[Lines of data]
● ● ● ●

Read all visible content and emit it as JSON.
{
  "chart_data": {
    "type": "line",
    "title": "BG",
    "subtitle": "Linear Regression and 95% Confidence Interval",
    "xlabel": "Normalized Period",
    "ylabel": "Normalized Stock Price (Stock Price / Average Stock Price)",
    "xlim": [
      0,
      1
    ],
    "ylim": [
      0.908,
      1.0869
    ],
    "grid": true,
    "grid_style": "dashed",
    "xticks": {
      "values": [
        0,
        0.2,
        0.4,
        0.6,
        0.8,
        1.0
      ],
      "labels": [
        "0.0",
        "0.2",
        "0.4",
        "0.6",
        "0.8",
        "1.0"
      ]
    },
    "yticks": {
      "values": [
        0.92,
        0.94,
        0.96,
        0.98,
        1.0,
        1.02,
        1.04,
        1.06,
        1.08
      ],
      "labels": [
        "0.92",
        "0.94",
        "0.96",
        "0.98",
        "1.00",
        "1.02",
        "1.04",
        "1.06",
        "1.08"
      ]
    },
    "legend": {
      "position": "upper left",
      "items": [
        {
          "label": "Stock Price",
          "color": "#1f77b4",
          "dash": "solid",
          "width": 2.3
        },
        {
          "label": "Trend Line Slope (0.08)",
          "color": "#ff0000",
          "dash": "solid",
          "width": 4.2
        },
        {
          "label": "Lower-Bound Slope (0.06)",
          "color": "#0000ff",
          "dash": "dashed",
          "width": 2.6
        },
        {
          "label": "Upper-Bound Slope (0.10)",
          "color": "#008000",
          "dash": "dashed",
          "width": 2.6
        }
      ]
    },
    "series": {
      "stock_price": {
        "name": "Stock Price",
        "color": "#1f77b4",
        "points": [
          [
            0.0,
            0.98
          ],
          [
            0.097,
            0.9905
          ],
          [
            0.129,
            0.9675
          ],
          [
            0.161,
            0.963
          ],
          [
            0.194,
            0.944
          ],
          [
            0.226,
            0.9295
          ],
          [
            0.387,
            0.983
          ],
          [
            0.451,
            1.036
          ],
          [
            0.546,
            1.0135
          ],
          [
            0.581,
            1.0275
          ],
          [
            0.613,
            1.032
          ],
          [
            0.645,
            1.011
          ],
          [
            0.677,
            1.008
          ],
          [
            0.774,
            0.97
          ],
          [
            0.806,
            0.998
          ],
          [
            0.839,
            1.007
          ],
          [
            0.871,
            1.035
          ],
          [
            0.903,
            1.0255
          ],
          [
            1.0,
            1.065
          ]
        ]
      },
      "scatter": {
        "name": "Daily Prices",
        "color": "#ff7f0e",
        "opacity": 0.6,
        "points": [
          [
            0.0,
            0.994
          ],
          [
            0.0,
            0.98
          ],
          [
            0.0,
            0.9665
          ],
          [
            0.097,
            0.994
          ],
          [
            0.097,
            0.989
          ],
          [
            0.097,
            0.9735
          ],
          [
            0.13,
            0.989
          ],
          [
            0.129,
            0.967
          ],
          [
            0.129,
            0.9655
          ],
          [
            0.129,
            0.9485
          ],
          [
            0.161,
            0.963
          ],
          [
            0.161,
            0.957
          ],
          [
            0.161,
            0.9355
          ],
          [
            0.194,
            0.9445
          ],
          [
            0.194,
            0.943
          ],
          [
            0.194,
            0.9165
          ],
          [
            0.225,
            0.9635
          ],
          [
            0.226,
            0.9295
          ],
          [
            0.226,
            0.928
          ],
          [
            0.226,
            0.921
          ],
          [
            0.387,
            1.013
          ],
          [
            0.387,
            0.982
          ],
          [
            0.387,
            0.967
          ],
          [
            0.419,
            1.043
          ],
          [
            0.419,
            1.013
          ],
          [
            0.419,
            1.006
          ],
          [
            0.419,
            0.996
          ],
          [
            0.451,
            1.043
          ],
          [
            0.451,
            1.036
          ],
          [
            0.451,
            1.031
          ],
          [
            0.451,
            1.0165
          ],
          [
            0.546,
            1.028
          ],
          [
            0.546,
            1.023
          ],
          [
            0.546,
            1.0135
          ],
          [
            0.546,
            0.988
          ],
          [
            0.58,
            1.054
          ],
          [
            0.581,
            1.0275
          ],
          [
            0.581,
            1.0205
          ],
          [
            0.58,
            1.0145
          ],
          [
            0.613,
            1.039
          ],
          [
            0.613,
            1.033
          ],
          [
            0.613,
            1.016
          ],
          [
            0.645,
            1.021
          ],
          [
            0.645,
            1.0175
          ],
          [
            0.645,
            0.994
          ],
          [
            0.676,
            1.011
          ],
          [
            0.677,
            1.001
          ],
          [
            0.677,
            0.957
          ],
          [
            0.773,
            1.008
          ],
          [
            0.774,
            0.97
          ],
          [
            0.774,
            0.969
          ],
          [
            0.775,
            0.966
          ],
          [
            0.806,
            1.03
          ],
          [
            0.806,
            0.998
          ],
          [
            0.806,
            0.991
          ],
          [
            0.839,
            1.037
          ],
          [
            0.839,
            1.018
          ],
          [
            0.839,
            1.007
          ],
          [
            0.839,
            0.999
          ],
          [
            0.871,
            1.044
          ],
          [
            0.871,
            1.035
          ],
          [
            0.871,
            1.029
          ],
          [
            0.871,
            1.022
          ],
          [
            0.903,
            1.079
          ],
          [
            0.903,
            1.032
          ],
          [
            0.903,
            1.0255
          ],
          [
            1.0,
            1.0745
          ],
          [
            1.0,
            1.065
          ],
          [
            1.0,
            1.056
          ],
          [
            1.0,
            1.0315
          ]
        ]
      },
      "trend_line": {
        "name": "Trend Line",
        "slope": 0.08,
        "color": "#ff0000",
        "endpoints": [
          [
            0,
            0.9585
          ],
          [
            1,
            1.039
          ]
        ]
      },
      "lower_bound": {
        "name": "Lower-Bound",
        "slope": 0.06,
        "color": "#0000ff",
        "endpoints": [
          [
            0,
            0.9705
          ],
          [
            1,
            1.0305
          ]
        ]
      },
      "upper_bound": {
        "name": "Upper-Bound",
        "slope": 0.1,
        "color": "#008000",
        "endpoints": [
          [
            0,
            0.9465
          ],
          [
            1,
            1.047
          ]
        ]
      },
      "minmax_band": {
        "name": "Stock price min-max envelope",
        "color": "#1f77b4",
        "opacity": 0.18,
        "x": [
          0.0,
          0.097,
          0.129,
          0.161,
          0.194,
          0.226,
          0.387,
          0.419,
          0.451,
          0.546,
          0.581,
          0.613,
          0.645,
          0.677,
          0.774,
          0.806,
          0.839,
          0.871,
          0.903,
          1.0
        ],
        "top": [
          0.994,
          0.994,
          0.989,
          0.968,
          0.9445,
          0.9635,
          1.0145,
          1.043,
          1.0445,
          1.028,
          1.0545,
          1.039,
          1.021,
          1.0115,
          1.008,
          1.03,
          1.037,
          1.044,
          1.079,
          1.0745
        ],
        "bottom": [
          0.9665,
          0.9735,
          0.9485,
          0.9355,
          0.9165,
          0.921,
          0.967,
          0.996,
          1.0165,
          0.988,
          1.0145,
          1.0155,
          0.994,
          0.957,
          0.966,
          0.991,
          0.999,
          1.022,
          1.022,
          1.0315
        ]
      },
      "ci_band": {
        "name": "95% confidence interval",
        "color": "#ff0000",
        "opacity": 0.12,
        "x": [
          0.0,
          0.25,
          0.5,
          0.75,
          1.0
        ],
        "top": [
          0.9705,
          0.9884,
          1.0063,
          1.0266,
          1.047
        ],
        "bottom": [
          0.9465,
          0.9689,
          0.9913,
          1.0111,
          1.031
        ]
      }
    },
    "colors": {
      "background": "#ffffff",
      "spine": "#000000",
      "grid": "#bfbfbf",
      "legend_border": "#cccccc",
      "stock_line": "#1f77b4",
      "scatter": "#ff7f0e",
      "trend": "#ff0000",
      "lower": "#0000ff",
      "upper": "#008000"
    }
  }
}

● ● ● ●

» Objective
Write the whole listing out again. Keep every line exactly as it is.

» Correct answer
Read all visible content and emit it as JSON.
{
  "chart_data": {
    "type": "line",
    "title": "BG",
    "subtitle": "Linear Regression and 95% Confidence Interval",
    "xlabel": "Normalized Period",
    "ylabel": "Normalized Stock Price (Stock Price / Average Stock Price)",
    "xlim": [
      0,
      1
    ],
    "ylim": [
      0.908,
      1.0869
    ],
    "grid": true,
    "grid_style": "dashed",
    "xticks": {
      "values": [
        0,
        0.2,
        0.4,
        0.6,
        0.8,
        1.0
      ],
      "labels": [
        "0.0",
        "0.2",
        "0.4",
        "0.6",
        "0.8",
        "1.0"
      ]
    },
    "yticks": {
      "values": [
        0.92,
        0.94,
        0.96,
        0.98,
        1.0,
        1.02,
        1.04,
        1.06,
        1.08
      ],
      "labels": [
        "0.92",
        "0.94",
        "0.96",
        "0.98",
        "1.00",
        "1.02",
        "1.04",
        "1.06",
        "1.08"
      ]
    },
    "legend": {
      "position": "upper left",
      "items": [
        {
          "label": "Stock Price",
          "color": "#1f77b4",
          "dash": "solid",
          "width": 2.3
        },
        {
          "label": "Trend Line Slope (0.08)",
          "color": "#ff0000",
          "dash": "solid",
          "width": 4.2
        },
        {
          "label": "Lower-Bound Slope (0.06)",
          "color": "#0000ff",
          "dash": "dashed",
          "width": 2.6
        },
        {
          "label": "Upper-Bound Slope (0.10)",
          "color": "#008000",
          "dash": "dashed",
          "width": 2.6
        }
      ]
    },
    "series": {
      "stock_price": {
        "name": "Stock Price",
        "color": "#1f77b4",
        "points": [
          [
            0.0,
            0.98
          ],
          [
            0.097,
            0.9905
          ],
          [
            0.129,
            0.9675
          ],
          [
            0.161,
            0.963
          ],
          [
            0.194,
            0.944
          ],
          [
            0.226,
            0.9295
          ],
          [
            0.387,
            0.983
          ],
          [
            0.451,
            1.036
          ],
          [
            0.546,
            1.0135
          ],
          [
            0.581,
            1.0275
          ],
          [
            0.613,
            1.032
          ],
          [
            0.645,
            1.011
          ],
          [
            0.677,
            1.008
          ],
          [
            0.774,
            0.97
          ],
          [
            0.806,
            0.998
          ],
          [
            0.839,
            1.007
          ],
          [
            0.871,
            1.035
          ],
          [
            0.903,
            1.0255
          ],
          [
            1.0,
            1.065
          ]
        ]
      },
      "scatter": {
        "name": "Daily Prices",
        "color": "#ff7f0e",
        "opacity": 0.6,
        "points": [
          [
            0.0,
            0.994
          ],
          [
            0.0,
            0.98
          ],
          [
            0.0,
            0.9665
          ],
          [
            0.097,
            0.994
          ],
          [
            0.097,
            0.989
          ],
          [
            0.097,
            0.9735
          ],
          [
            0.13,
            0.989
          ],
          [
            0.129,
            0.967
          ],
          [
            0.129,
            0.9655
          ],
          [
            0.129,
            0.9485
          ],
          [
            0.161,
            0.963
          ],
          [
            0.161,
            0.957
          ],
          [
            0.161,
            0.9355
          ],
          [
            0.194,
            0.9445
          ],
          [
            0.194,
            0.943
          ],
          [
            0.194,
            0.9165
          ],
          [
            0.225,
            0.9635
          ],
          [
            0.226,
            0.9295
          ],
          [
            0.226,
            0.928
          ],
          [
            0.226,
            0.921
          ],
          [
            0.387,
            1.013
          ],
          [
            0.387,
            0.982
          ],
          [
            0.387,
            0.967
          ],
          [
            0.419,
            1.043
          ],
          [
            0.419,
            1.013
          ],
          [
            0.419,
            1.006
          ],
          [
            0.419,
            0.996
          ],
          [
            0.451,
            1.043
          ],
          [
            0.451,
            1.036
          ],
          [
            0.451,
            1.031
          ],
          [
            0.451,
            1.0165
          ],
          [
            0.546,
            1.028
          ],
          [
            0.546,
            1.023
          ],
          [
            0.546,
            1.0135
          ],
          [
            0.546,
            0.988
          ],
          [
            0.58,
            1.054
          ],
          [
            0.581,
            1.0275
          ],
          [
            0.581,
            1.0205
          ],
          [
            0.58,
            1.0145
          ],
          [
            0.613,
            1.039
          ],
          [
            0.613,
            1.033
          ],
          [
            0.613,
            1.016
          ],
          [
            0.645,
            1.021
          ],
          [
            0.645,
            1.0175
          ],
          [
            0.645,
            0.994
          ],
          [
            0.676,
            1.011
          ],
          [
            0.677,
            1.001
          ],
          [
            0.677,
            0.957
          ],
          [
            0.773,
            1.008
          ],
          [
            0.774,
            0.97
          ],
          [
            0.774,
            0.969
          ],
          [
            0.775,
            0.966
          ],
          [
            0.806,
            1.03
          ],
          [
            0.806,
            0.998
          ],
          [
            0.806,
            0.991
          ],
          [
            0.839,
            1.037
          ],
          [
            0.839,
            1.018
          ],
          [
            0.839,
            1.007
          ],
          [
            0.839,
            0.999
          ],
          [
            0.871,
            1.044
          ],
          [
            0.871,
            1.035
          ],
          [
            0.871,
            1.029
          ],
          [
            0.871,
            1.022
          ],
          [
            0.903,
            1.079
          ],
          [
            0.903,
            1.032
          ],
          [
            0.903,
            1.0255
          ],
          [
            1.0,
            1.0745
          ],
          [
            1.0,
            1.065
          ],
          [
            1.0,
            1.056
          ],
          [
            1.0,
            1.0315
          ]
        ]
      },
      "trend_line": {
        "name": "Trend Line",
        "slope": 0.08,
        "color": "#ff0000",
        "endpoints": [
          [
            0,
            0.9585
          ],
          [
            1,
            1.039
          ]
        ]
      },
      "lower_bound": {
        "name": "Lower-Bound",
        "slope": 0.06,
        "color": "#0000ff",
        "endpoints": [
          [
            0,
            0.9705
          ],
          [
            1,
            1.0305
          ]
        ]
      },
      "upper_bound": {
        "name": "Upper-Bound",
        "slope": 0.1,
        "color": "#008000",
        "endpoints": [
          [
            0,
            0.9465
          ],
          [
            1,
            1.047
          ]
        ]
      },
      "minmax_band": {
        "name": "Stock price min-max envelope",
        "color": "#1f77b4",
        "opacity": 0.18,
        "x": [
          0.0,
          0.097,
          0.129,
          0.161,
          0.194,
          0.226,
          0.387,
          0.419,
          0.451,
          0.546,
          0.581,
          0.613,
          0.645,
          0.677,
          0.774,
          0.806,
          0.839,
          0.871,
          0.903,
          1.0
        ],
        "top": [
          0.994,
          0.994,
          0.989,
          0.968,
          0.9445,
          0.9635,
          1.0145,
          1.043,
          1.0445,
          1.028,
          1.0545,
          1.039,
          1.021,
          1.0115,
          1.008,
          1.03,
          1.037,
          1.044,
          1.079,
          1.0745
        ],
        "bottom": [
          0.9665,
          0.9735,
          0.9485,
          0.9355,
          0.9165,
          0.921,
          0.967,
          0.996,
          1.0165,
          0.988,
          1.0145,
          1.0155,
          0.994,
          0.957,
          0.966,
          0.991,
          0.999,
          1.022,
          1.022,
          1.0315
        ]
      },
      "ci_band": {
        "name": "95% confidence interval",
        "color": "#ff0000",
        "opacity": 0.12,
        "x": [
          0.0,
          0.25,
          0.5,
          0.75,
          1.0
        ],
        "top": [
          0.9705,
          0.9884,
          1.0063,
          1.0266,
          1.047
        ],
        "bottom": [
          0.9465,
          0.9689,
          0.9913,
          1.0111,
          1.031
        ]
      }
    },
    "colors": {
      "background": "#ffffff",
      "spine": "#000000",
      "grid": "#bfbfbf",
      "legend_border": "#cccccc",
      "stock_line": "#1f77b4",
      "scatter": "#ff7f0e",
      "trend": "#ff0000",
      "lower": "#0000ff",
      "upper": "#008000"
    }
  }
}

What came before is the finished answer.